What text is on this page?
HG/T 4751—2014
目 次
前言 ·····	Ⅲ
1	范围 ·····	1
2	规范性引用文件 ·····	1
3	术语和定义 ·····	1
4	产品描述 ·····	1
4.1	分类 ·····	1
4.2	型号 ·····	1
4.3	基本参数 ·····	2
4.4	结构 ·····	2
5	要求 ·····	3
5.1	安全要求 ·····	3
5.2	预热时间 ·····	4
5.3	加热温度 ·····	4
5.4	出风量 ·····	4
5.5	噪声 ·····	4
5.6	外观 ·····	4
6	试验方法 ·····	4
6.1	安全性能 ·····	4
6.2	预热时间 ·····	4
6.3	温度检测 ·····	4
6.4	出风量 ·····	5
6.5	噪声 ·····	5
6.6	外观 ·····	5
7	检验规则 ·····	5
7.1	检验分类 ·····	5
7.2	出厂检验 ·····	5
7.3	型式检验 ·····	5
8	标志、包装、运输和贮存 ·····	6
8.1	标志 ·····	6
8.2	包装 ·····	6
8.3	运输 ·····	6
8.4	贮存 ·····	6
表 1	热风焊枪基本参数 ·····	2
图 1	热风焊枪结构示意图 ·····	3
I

What you will do: The records above should be repeated in full, exactly as given.

Final result:
What text is on this page?
HG/T 4751—2014
目 次
前言 ·····	Ⅲ
1	范围 ·····	1
2	规范性引用文件 ·····	1
3	术语和定义 ·····	1
4	产品描述 ·····	1
4.1	分类 ·····	1
4.2	型号 ·····	1
4.3	基本参数 ·····	2
4.4	结构 ·····	2
5	要求 ·····	3
5.1	安全要求 ·····	3
5.2	预热时间 ·····	4
5.3	加热温度 ·····	4
5.4	出风量 ·····	4
5.5	噪声 ·····	4
5.6	外观 ·····	4
6	试验方法 ·····	4
6.1	安全性能 ·····	4
6.2	预热时间 ·····	4
6.3	温度检测 ·····	4
6.4	出风量 ·····	5
6.5	噪声 ·····	5
6.6	外观 ·····	5
7	检验规则 ·····	5
7.1	检验分类 ·····	5
7.2	出厂检验 ·····	5
7.3	型式检验 ·····	5
8	标志、包装、运输和贮存 ·····	6
8.1	标志 ·····	6
8.2	包装 ·····	6
8.3	运输 ·····	6
8.4	贮存 ·····	6
表 1	热风焊枪基本参数 ·····	2
图 1	热风焊枪结构示意图 ·····	3
I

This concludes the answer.